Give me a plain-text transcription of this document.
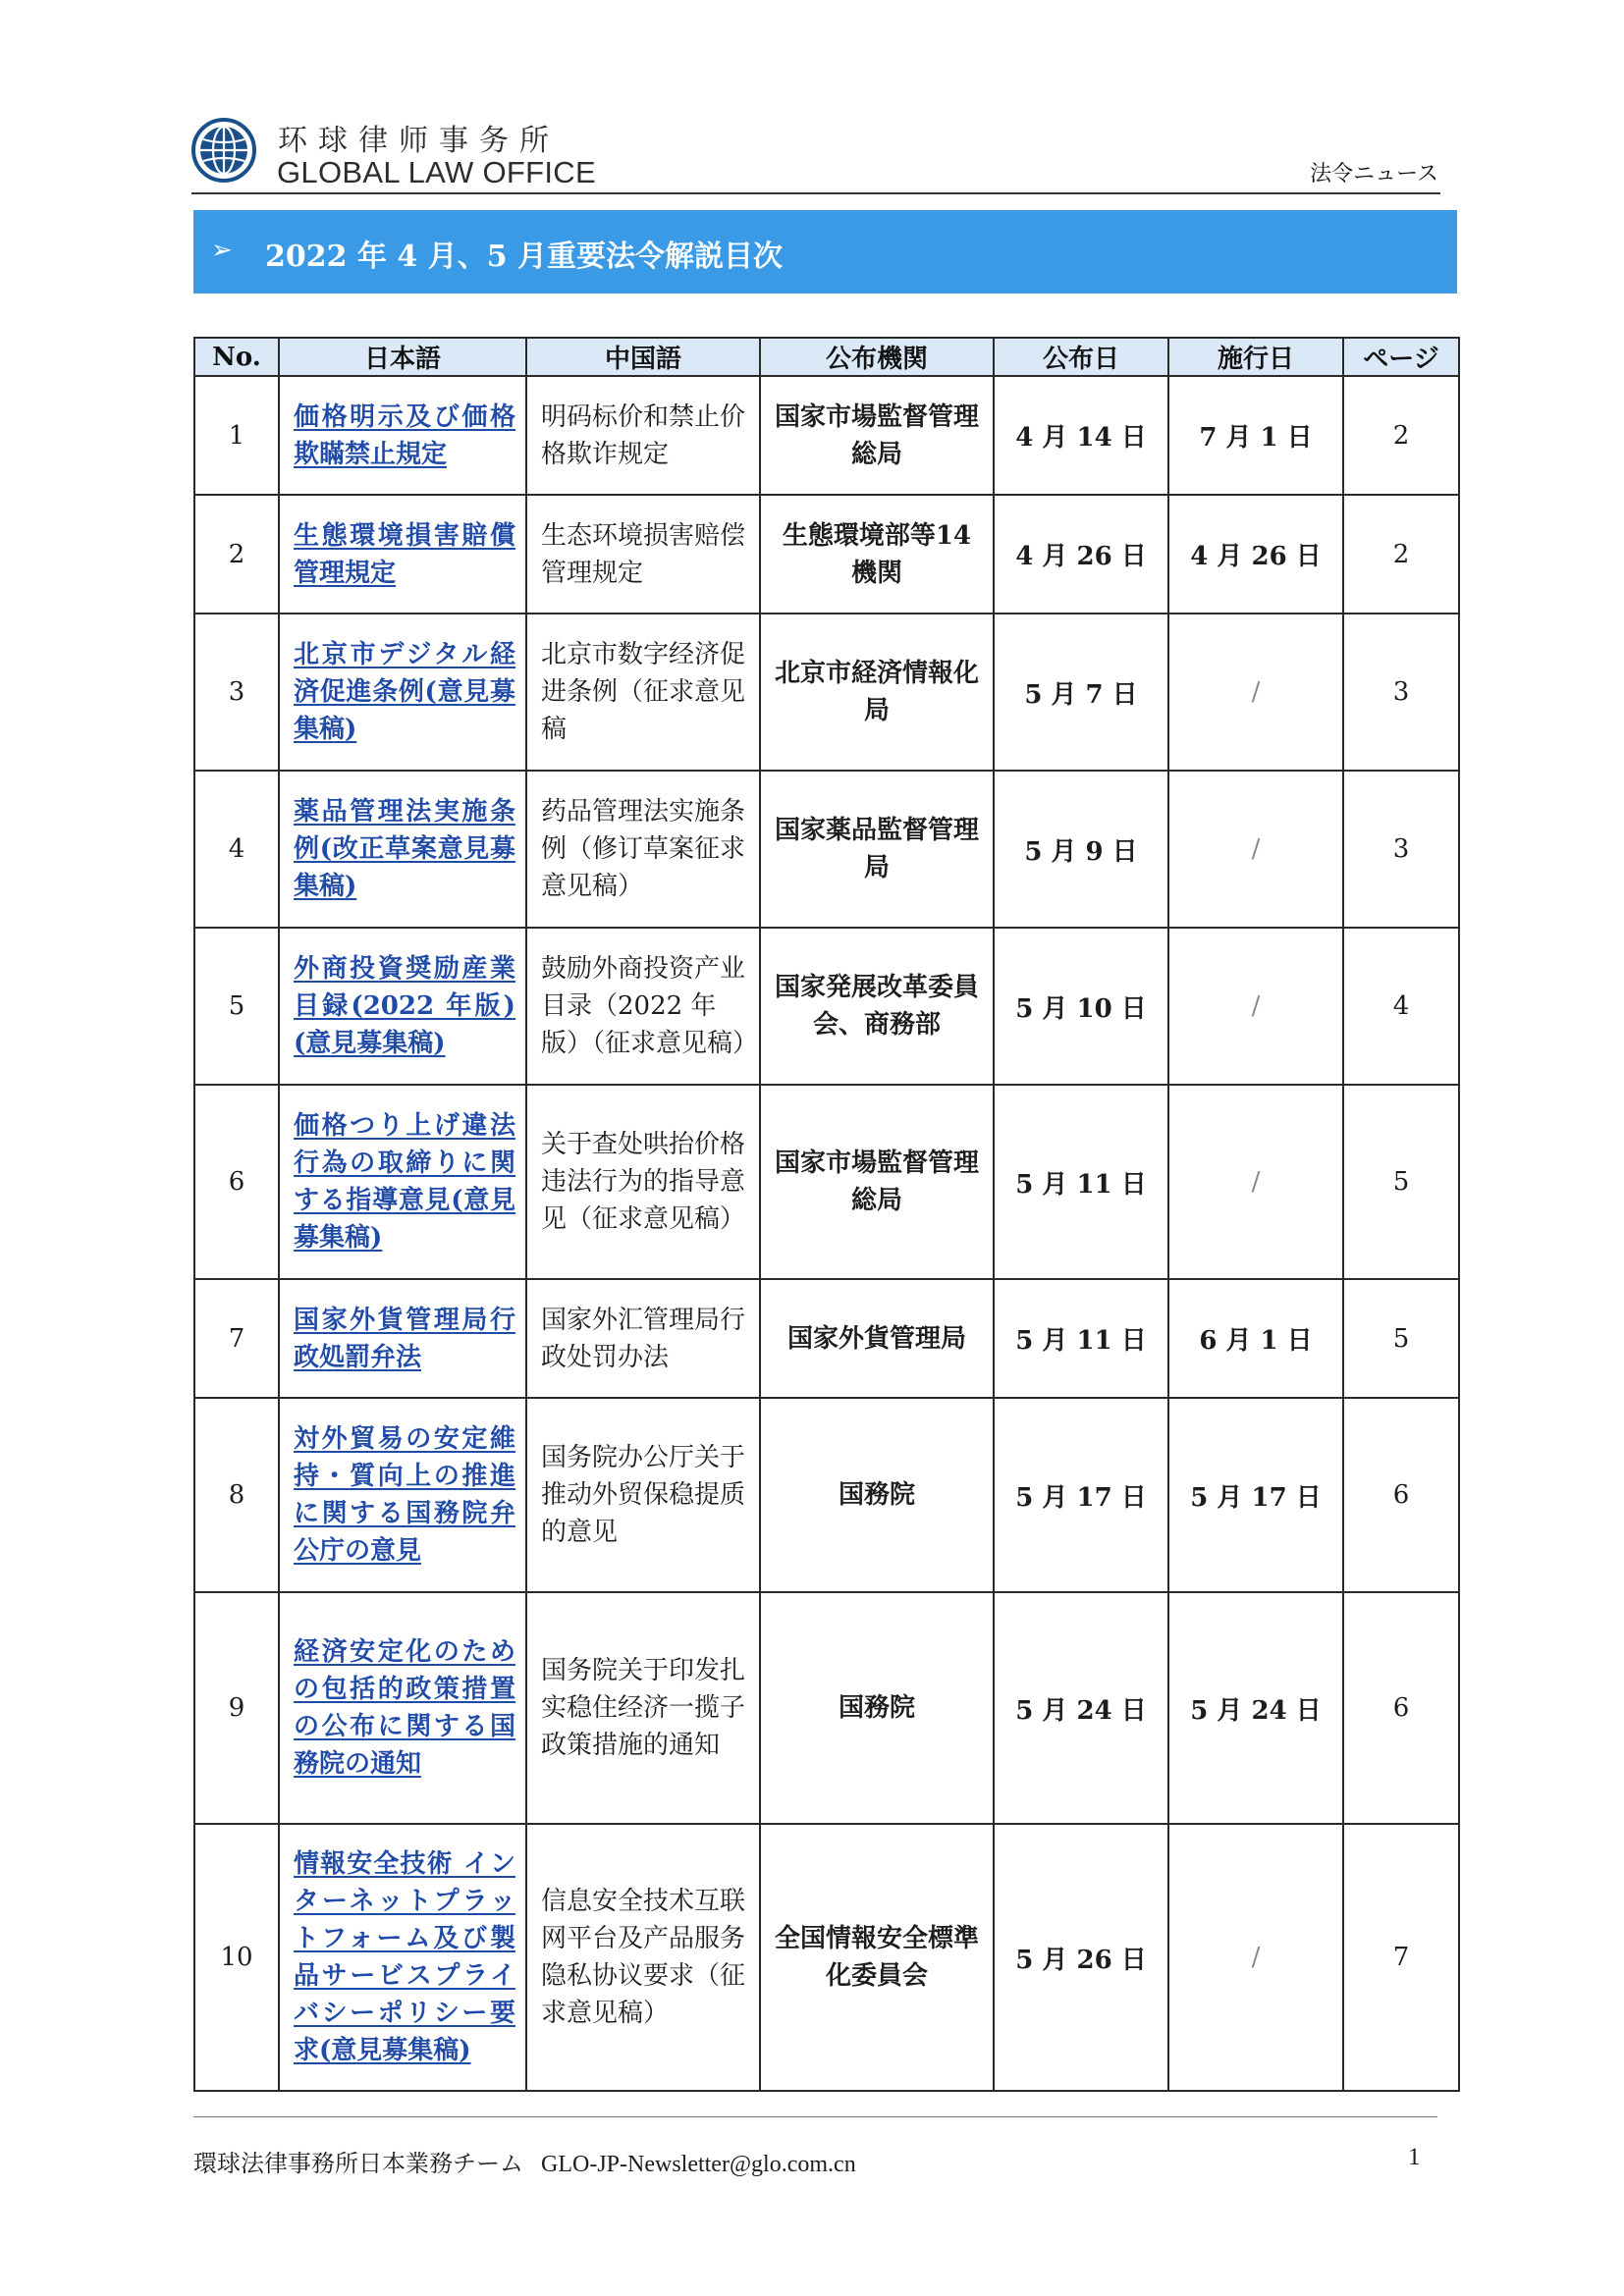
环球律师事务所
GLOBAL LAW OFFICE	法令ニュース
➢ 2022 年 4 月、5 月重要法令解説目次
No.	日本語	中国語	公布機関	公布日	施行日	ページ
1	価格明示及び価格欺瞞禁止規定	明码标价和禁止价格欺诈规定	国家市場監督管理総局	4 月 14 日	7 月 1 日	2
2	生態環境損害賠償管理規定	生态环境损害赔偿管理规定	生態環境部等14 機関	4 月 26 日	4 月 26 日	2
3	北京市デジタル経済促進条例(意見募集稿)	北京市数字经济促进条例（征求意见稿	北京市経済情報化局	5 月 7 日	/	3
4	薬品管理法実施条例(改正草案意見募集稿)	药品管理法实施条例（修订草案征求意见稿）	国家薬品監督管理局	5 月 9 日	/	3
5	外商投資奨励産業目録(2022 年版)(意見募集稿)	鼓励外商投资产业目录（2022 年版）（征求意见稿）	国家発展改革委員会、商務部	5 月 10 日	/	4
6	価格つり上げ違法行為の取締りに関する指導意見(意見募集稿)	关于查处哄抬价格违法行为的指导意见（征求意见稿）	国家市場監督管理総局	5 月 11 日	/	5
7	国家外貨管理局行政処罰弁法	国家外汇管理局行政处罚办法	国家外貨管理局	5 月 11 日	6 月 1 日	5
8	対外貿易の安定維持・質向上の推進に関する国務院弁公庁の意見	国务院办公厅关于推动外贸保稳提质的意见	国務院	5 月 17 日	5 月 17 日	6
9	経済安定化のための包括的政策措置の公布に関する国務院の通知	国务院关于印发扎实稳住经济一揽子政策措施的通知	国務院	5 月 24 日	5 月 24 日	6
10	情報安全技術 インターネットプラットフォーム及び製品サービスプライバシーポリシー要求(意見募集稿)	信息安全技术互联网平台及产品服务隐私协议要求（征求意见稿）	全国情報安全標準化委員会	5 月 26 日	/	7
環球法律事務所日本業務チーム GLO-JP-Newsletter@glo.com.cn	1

:::

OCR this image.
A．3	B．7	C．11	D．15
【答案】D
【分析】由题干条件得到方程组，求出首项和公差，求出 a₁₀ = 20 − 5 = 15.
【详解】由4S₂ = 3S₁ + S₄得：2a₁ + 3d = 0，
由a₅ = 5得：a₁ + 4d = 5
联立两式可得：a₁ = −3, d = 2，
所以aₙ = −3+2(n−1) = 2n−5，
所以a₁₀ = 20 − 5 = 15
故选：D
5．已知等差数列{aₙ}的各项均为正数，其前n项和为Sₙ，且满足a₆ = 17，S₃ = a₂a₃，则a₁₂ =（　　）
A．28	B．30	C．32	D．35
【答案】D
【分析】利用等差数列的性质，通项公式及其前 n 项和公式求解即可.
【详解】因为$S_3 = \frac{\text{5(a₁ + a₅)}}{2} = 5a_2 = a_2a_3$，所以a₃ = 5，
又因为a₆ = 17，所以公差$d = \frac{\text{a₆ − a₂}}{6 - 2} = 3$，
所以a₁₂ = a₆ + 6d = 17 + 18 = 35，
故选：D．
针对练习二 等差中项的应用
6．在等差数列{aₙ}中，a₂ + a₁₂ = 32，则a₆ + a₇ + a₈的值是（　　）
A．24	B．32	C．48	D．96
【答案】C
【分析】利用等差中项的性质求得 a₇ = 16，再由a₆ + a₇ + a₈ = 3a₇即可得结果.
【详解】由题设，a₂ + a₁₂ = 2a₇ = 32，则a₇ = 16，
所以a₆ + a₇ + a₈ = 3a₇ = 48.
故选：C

:::

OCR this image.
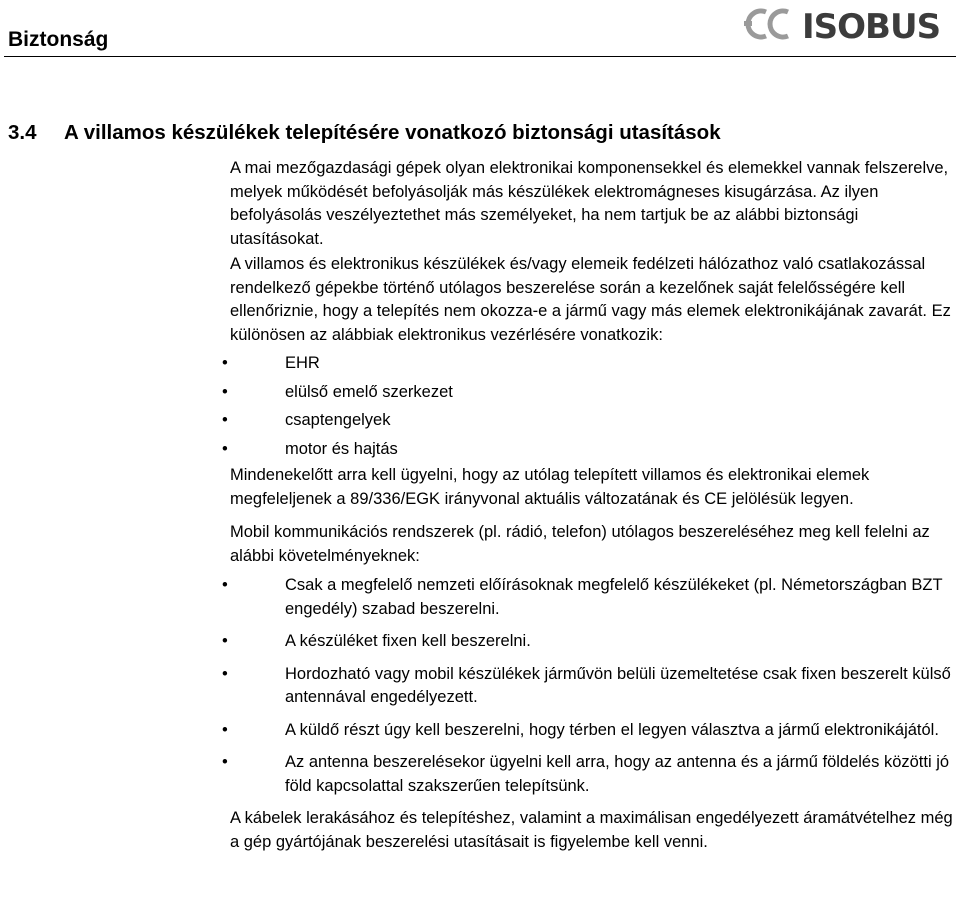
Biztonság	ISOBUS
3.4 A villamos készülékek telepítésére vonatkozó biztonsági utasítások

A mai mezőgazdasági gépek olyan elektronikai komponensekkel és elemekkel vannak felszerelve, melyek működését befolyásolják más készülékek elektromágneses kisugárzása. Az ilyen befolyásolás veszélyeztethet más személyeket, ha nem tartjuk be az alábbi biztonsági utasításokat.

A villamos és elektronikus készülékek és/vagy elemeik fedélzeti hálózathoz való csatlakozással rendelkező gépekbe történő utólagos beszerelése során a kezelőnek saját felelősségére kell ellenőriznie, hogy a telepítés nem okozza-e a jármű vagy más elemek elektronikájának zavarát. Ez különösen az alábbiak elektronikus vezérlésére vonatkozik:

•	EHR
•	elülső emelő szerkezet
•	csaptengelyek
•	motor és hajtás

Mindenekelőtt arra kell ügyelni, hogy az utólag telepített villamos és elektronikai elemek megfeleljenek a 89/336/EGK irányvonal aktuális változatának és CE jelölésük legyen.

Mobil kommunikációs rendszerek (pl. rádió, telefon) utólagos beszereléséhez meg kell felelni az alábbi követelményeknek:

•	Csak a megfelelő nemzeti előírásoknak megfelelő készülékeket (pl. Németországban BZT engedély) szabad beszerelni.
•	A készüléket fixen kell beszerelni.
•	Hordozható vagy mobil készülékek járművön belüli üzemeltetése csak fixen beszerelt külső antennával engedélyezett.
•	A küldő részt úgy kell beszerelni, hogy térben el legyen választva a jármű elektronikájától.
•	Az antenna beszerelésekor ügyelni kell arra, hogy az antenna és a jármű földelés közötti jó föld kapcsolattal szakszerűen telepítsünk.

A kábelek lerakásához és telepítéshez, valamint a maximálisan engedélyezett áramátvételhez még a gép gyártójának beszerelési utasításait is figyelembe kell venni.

:::

▶ Goal of the exercise
Select and copy each line from the data that includes the word "legyen".

▶ Reply to the exercise
Mindenekelőtt arra kell ügyelni, hogy az utólag telepített villamos és elektronikai elemek megfeleljenek a 89/336/EGK irányvonal aktuális változatának és CE jelölésük legyen.
•	A küldő részt úgy kell beszerelni, hogy térben el legyen választva a jármű elektronikájától.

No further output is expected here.